DIRECTION
Leaving out the pictures, please retype each record exactly.

DATASET EXCERPTS
[START]

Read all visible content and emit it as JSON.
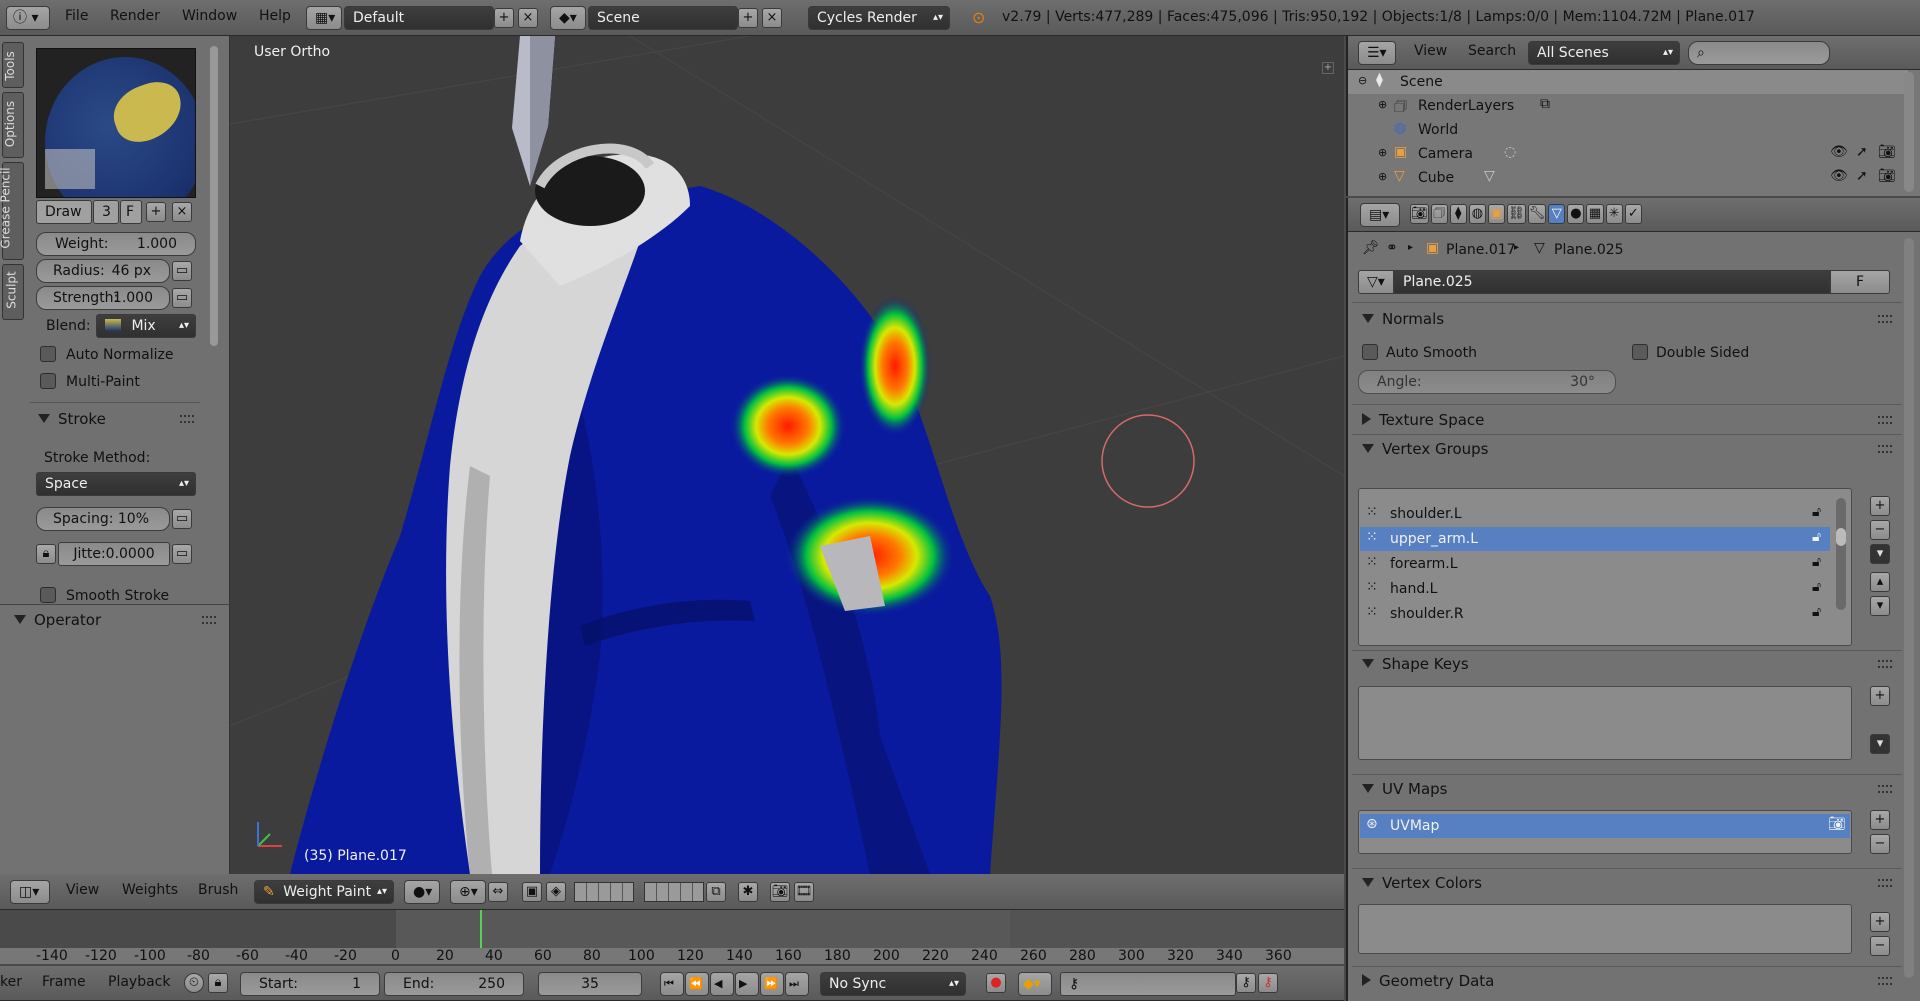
{
  "topbar": {
    "menus": [
      "File",
      "Render",
      "Window",
      "Help"
    ],
    "layout": "Default",
    "scene": "Scene",
    "engine": "Cycles Render",
    "stats": "v2.79 | Verts:477,289 | Faces:475,096 | Tris:950,192 | Objects:1/8 | Lamps:0/0 | Mem:1104.72M | Plane.017"
  },
  "left_tabs": [
    "Tools",
    "Options",
    "Grease Pencil",
    "Sculpt"
  ],
  "tool_panel": {
    "brush_name": "Draw",
    "brush_users": "3",
    "brush_fake": "F",
    "weight_label": "Weight:",
    "weight_value": "1.000",
    "radius_label": "Radius:",
    "radius_value": "46 px",
    "strength_label": "Strength:",
    "strength_value": "1.000",
    "blend_label": "Blend:",
    "blend_value": "Mix",
    "auto_normalize": "Auto Normalize",
    "multi_paint": "Multi-Paint",
    "stroke_section": "Stroke",
    "stroke_method_label": "Stroke Method:",
    "stroke_method_value": "Space",
    "spacing_label": "Spacing:",
    "spacing_value": "10%",
    "jitter_label": "Jitte:",
    "jitter_value": "0.0000",
    "smooth_stroke": "Smooth Stroke",
    "operator_section": "Operator"
  },
  "viewport": {
    "view_label": "User Ortho",
    "object_label": "(35) Plane.017"
  },
  "viewport_header": {
    "menus": [
      "View",
      "Weights",
      "Brush"
    ],
    "mode": "Weight Paint"
  },
  "timeline": {
    "ticks": [
      "-140",
      "-120",
      "-100",
      "-80",
      "-60",
      "-40",
      "-20",
      "0",
      "20",
      "40",
      "60",
      "80",
      "100",
      "120",
      "140",
      "160",
      "180",
      "200",
      "220",
      "240",
      "260",
      "280",
      "300",
      "320",
      "340",
      "360"
    ],
    "menus": [
      "ker",
      "Frame",
      "Playback"
    ],
    "start_label": "Start:",
    "start_value": "1",
    "end_label": "End:",
    "end_value": "250",
    "current_frame": "35",
    "sync": "No Sync"
  },
  "outliner": {
    "menus": [
      "View",
      "Search"
    ],
    "filter": "All Scenes",
    "search_placeholder": "",
    "items": [
      {
        "label": "Scene"
      },
      {
        "label": "RenderLayers"
      },
      {
        "label": "World"
      },
      {
        "label": "Camera"
      },
      {
        "label": "Cube"
      }
    ]
  },
  "properties": {
    "breadcrumb_object": "Plane.017",
    "breadcrumb_mesh": "Plane.025",
    "mesh_name": "Plane.025",
    "mesh_fake": "F",
    "normals_section": "Normals",
    "auto_smooth": "Auto Smooth",
    "double_sided": "Double Sided",
    "angle_label": "Angle:",
    "angle_value": "30°",
    "texture_space_section": "Texture Space",
    "vertex_groups_section": "Vertex Groups",
    "vertex_groups": [
      "shoulder.L",
      "upper_arm.L",
      "forearm.L",
      "hand.L",
      "shoulder.R"
    ],
    "shape_keys_section": "Shape Keys",
    "uv_maps_section": "UV Maps",
    "uv_maps": [
      "UVMap"
    ],
    "vertex_colors_section": "Vertex Colors",
    "geometry_data_section": "Geometry Data"
  },
  "colors": {
    "selection": "#5680c2",
    "viewport_bg": "#3d3d3d",
    "jacket": "#0b1a9c"
  }
}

[END]

COMPLETE ANSWER
Read all visible content and emit it as JSON.
{
  "topbar": {
    "menus": [
      "File",
      "Render",
      "Window",
      "Help"
    ],
    "layout": "Default",
    "scene": "Scene",
    "engine": "Cycles Render",
    "stats": "v2.79 | Verts:477,289 | Faces:475,096 | Tris:950,192 | Objects:1/8 | Lamps:0/0 | Mem:1104.72M | Plane.017"
  },
  "left_tabs": [
    "Tools",
    "Options",
    "Grease Pencil",
    "Sculpt"
  ],
  "tool_panel": {
    "brush_name": "Draw",
    "brush_users": "3",
    "brush_fake": "F",
    "weight_label": "Weight:",
    "weight_value": "1.000",
    "radius_label": "Radius:",
    "radius_value": "46 px",
    "strength_label": "Strength:",
    "strength_value": "1.000",
    "blend_label": "Blend:",
    "blend_value": "Mix",
    "auto_normalize": "Auto Normalize",
    "multi_paint": "Multi-Paint",
    "stroke_section": "Stroke",
    "stroke_method_label": "Stroke Method:",
    "stroke_method_value": "Space",
    "spacing_label": "Spacing:",
    "spacing_value": "10%",
    "jitter_label": "Jitte:",
    "jitter_value": "0.0000",
    "smooth_stroke": "Smooth Stroke",
    "operator_section": "Operator"
  },
  "viewport": {
    "view_label": "User Ortho",
    "object_label": "(35) Plane.017"
  },
  "viewport_header": {
    "menus": [
      "View",
      "Weights",
      "Brush"
    ],
    "mode": "Weight Paint"
  },
  "timeline": {
    "ticks": [
      "-140",
      "-120",
      "-100",
      "-80",
      "-60",
      "-40",
      "-20",
      "0",
      "20",
      "40",
      "60",
      "80",
      "100",
      "120",
      "140",
      "160",
      "180",
      "200",
      "220",
      "240",
      "260",
      "280",
      "300",
      "320",
      "340",
      "360"
    ],
    "menus": [
      "ker",
      "Frame",
      "Playback"
    ],
    "start_label": "Start:",
    "start_value": "1",
    "end_label": "End:",
    "end_value": "250",
    "current_frame": "35",
    "sync": "No Sync"
  },
  "outliner": {
    "menus": [
      "View",
      "Search"
    ],
    "filter": "All Scenes",
    "search_placeholder": "",
    "items": [
      {
        "label": "Scene"
      },
      {
        "label": "RenderLayers"
      },
      {
        "label": "World"
      },
      {
        "label": "Camera"
      },
      {
        "label": "Cube"
      }
    ]
  },
  "properties": {
    "breadcrumb_object": "Plane.017",
    "breadcrumb_mesh": "Plane.025",
    "mesh_name": "Plane.025",
    "mesh_fake": "F",
    "normals_section": "Normals",
    "auto_smooth": "Auto Smooth",
    "double_sided": "Double Sided",
    "angle_label": "Angle:",
    "angle_value": "30°",
    "texture_space_section": "Texture Space",
    "vertex_groups_section": "Vertex Groups",
    "vertex_groups": [
      "shoulder.L",
      "upper_arm.L",
      "forearm.L",
      "hand.L",
      "shoulder.R"
    ],
    "shape_keys_section": "Shape Keys",
    "uv_maps_section": "UV Maps",
    "uv_maps": [
      "UVMap"
    ],
    "vertex_colors_section": "Vertex Colors",
    "geometry_data_section": "Geometry Data"
  },
  "colors": {
    "selection": "#5680c2",
    "viewport_bg": "#3d3d3d",
    "jacket": "#0b1a9c"
  }
}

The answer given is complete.